Supplied passage -
Programs for the 2022 Biennial will be announced in the coming months.
How do we learn and listen with the lake? Taking up experiential and artist-led approaches, Programs 2019 explored issues, practices, and methodologies related to the inaugural Biennial.
Led by Ilana Shamoon and co-curated by Clare Butcher and Myung-Sun Kim, the five programming streams—Co-Relations, Currents, Storytelling, Tools for Learning, and the Toronto Biennial of Art Residency—activated the two main Exhibition sites, 259 Lake Shore Blvd E and the Small Arms Inspection Building, and also connected with projects around the city. Through storytelling, conversations, performative interventions, workshops, and readings, Programs invited visitors to gather and learn together in responsive and engaging formats along the water’s edge and beyond.
At 259 Lake Shore Blvd E, the Programs & Learning Hub was a place for gathering and sharing that invited visitors of all ages to engage in conversations, readings, and workshops within modular spaces, a library, and a listening room. Branching through this space, Flourish and Unfold, a mural by Caitlin Taguibao, represented mushrooms and their networks. The piece explored relational ecologies between the living and the non-living, and drew attention to overlooked possibilities for inhabiting the ruins of the present. Situated at the centre of the Hub, the Gendai Mobile Unit was an artwork that functioned as flexible seating, a presentation space, and a storage unit. Designed by Alexandre David and commissioned by Gendai and artist Yam Lau, it offered a platform for spontaneous, collaborative, and reciprocal methodologies that reimagined models of generosity and collective ways of gathering.
Between Biennial editions, Programs nurtures further collaborations and relationships to advance ongoing projects and partnerships into 2020 and 2021.
Moving beyond Exhibition venues, site-specific programs took place at locations across Toronto and Mississauga.

Tasks to perform -
**a)** Answer these from the Biennial programs page:
(i) Who led Programs 2019?
(ii) Who made the mural Flourish and Unfold?
(iii) Outside the Exhibition venues, where did site-specific programs take place?
**b)** According to the Biennial programs page, what does Programs do between Biennial editions, and what is that work meant to achieve?
**c)** Copy out everything on the Biennial programs page from "Programs for the" down to "the inaugural Biennial.".
The items that come next have nothing to do with the Biennial programs page.

Information supplied -

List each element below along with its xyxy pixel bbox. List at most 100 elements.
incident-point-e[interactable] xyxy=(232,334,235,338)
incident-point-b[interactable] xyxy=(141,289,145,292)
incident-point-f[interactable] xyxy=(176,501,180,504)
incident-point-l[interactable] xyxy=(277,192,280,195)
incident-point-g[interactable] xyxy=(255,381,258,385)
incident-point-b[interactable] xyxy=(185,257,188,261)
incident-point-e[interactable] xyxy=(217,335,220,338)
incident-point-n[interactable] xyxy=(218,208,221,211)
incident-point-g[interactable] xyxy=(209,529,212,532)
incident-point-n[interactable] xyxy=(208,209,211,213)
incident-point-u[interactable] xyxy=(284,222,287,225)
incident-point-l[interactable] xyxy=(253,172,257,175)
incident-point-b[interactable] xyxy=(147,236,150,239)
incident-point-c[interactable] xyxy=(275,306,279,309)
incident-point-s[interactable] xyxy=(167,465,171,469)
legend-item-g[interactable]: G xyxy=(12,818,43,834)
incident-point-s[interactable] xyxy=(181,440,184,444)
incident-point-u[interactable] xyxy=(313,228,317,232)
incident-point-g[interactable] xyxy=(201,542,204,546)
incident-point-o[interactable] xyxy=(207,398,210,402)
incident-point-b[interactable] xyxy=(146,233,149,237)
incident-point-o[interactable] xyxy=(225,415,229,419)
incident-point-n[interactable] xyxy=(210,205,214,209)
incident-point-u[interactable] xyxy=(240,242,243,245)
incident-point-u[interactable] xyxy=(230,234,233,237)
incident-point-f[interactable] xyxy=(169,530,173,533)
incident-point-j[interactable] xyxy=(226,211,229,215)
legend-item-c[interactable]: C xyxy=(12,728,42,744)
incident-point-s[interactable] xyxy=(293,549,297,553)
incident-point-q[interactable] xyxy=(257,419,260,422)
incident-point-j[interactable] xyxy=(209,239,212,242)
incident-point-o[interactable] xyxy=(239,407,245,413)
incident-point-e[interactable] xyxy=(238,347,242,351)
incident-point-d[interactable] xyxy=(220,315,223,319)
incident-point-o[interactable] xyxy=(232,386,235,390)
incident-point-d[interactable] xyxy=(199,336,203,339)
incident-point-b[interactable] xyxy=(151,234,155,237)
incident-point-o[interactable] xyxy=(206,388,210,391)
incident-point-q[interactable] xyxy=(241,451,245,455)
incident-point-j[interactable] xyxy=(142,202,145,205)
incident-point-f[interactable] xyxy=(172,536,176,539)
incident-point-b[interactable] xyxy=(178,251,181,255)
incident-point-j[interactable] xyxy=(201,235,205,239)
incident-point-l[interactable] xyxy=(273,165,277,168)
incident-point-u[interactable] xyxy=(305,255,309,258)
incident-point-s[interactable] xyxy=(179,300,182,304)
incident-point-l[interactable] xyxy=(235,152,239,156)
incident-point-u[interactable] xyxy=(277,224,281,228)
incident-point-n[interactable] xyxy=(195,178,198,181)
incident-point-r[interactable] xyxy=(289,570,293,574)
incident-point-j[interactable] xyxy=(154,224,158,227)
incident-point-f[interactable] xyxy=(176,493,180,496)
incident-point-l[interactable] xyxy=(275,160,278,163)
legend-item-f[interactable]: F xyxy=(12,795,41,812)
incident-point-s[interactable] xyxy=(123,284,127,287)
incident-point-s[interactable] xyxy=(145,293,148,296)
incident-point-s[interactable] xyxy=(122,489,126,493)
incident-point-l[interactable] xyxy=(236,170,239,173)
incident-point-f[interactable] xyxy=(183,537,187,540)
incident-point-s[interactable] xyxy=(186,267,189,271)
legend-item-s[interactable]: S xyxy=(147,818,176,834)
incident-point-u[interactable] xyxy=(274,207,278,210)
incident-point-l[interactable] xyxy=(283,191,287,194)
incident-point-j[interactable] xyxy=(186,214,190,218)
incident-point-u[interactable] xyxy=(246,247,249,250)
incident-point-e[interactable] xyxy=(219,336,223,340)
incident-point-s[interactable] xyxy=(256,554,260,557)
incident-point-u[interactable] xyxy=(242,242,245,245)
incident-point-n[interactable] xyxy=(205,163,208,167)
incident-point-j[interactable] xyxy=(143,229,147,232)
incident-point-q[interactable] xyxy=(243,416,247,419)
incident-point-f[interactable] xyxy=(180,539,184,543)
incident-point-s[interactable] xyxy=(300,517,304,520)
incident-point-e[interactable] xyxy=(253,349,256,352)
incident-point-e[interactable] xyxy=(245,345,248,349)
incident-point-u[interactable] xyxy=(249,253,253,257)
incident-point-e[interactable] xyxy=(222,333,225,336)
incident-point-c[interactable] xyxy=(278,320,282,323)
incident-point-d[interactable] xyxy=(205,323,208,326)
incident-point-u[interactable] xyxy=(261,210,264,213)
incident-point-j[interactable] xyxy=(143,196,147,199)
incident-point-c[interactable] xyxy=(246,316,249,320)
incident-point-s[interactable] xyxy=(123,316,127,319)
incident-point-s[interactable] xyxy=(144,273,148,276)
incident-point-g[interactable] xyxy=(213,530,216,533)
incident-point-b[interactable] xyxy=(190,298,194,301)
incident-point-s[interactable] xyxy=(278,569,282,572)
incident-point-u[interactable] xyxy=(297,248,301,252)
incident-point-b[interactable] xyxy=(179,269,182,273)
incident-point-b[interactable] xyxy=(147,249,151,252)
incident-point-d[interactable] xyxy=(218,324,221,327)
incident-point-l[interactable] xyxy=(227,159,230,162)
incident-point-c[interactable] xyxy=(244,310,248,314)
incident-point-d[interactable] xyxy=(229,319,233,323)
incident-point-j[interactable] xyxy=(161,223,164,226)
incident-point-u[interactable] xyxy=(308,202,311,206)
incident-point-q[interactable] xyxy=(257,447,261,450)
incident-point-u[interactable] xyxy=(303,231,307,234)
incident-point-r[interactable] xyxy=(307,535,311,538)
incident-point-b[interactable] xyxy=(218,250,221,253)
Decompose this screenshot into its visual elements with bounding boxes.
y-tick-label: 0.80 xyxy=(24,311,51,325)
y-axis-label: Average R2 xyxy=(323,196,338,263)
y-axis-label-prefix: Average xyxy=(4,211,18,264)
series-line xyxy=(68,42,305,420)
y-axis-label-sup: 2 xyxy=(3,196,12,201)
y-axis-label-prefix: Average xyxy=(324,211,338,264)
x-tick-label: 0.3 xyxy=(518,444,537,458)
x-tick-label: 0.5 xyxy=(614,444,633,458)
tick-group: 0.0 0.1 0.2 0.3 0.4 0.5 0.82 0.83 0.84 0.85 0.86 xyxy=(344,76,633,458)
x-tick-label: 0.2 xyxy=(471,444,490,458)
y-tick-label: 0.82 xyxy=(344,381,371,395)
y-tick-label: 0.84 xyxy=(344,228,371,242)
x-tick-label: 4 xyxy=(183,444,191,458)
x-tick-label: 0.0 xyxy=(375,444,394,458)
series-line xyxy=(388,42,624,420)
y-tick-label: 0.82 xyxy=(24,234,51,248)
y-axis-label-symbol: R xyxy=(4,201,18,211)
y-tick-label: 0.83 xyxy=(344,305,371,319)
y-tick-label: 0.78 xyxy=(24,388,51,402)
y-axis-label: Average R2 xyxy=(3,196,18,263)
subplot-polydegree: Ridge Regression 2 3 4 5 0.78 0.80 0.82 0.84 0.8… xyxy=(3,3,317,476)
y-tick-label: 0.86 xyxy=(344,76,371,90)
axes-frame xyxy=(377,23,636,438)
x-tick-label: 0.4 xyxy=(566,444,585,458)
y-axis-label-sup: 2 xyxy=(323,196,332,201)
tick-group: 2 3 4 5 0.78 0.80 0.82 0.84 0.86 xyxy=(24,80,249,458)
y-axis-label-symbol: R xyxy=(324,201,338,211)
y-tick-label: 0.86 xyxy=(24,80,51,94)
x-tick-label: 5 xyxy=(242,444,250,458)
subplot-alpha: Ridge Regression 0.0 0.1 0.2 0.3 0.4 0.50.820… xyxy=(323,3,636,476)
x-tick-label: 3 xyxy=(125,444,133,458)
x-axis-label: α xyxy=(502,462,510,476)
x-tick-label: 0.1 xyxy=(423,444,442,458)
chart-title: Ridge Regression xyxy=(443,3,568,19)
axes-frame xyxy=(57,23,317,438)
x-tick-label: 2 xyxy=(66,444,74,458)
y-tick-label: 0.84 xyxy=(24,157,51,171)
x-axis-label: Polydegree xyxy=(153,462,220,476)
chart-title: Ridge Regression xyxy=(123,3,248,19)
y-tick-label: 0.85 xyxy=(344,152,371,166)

Answers by item number -
**a)**
(i) Ilana Shamoon
(ii) Caitlin Taguibao
(iii) At locations across Toronto and Mississauga

**b)** Between Biennial editions, Programs nurtures further collaborations and relationships. It does this to advance ongoing projects and partnerships into 2020 and 2021.

**c)**
Programs for the 2022 Biennial will be announced in the coming months.
How do we learn and listen with the lake? Taking up experiential and artist-led approaches, Programs 2019 explored issues, practices, and methodologies related to the inaugural Biennial.